> **Description of the task**
Show each line of the data below that has the string "Коли" in it.

- - -

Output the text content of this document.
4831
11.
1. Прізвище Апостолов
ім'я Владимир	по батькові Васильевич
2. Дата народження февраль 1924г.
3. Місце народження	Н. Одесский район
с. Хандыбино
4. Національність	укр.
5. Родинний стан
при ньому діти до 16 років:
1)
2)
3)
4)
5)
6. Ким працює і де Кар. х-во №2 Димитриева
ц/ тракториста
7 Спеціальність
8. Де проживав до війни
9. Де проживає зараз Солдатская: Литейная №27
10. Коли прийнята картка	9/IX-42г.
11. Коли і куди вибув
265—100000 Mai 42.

- - -

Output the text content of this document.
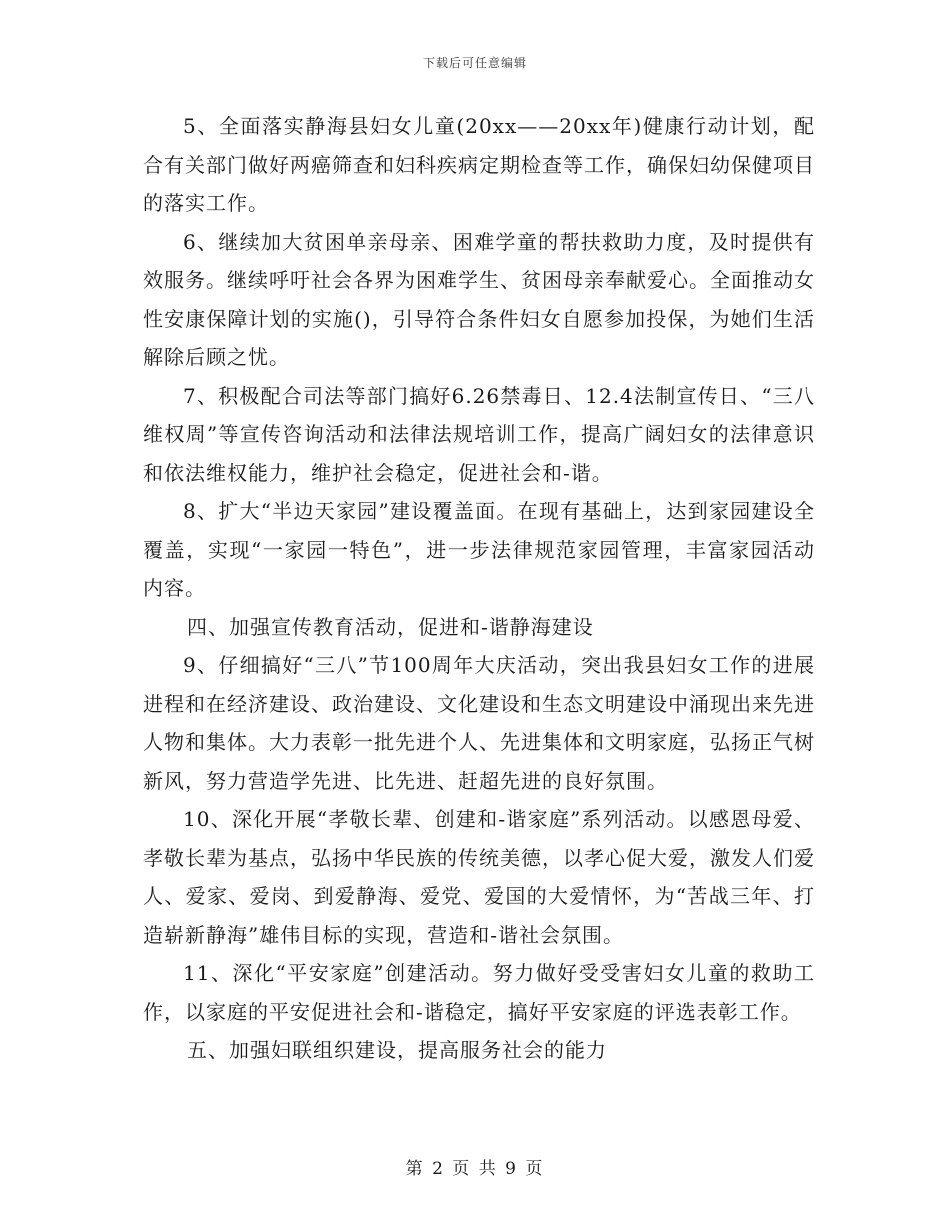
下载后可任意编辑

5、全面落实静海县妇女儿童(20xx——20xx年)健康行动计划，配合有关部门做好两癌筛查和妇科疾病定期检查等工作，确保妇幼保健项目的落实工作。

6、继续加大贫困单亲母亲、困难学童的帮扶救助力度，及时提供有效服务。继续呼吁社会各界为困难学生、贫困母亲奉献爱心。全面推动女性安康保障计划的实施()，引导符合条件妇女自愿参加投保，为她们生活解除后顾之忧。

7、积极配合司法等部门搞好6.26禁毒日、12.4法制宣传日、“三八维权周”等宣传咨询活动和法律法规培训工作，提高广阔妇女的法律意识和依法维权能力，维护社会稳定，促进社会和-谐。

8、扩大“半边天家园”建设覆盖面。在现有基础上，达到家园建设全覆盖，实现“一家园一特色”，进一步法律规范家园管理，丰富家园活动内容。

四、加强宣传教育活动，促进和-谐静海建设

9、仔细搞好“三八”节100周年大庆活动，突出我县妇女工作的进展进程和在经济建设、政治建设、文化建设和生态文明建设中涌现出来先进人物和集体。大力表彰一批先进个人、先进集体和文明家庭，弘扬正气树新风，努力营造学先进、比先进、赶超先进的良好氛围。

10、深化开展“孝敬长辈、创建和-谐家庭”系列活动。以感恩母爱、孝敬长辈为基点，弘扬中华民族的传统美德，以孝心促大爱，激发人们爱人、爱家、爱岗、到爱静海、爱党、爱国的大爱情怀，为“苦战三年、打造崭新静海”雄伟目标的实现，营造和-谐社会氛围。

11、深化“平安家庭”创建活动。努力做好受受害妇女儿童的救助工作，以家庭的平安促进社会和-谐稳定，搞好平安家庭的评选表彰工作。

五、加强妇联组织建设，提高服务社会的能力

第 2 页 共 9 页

- - -

> **Finished exercise**
10. Коли прийнята картка	9/IX-42г.
11. Коли і куди вибув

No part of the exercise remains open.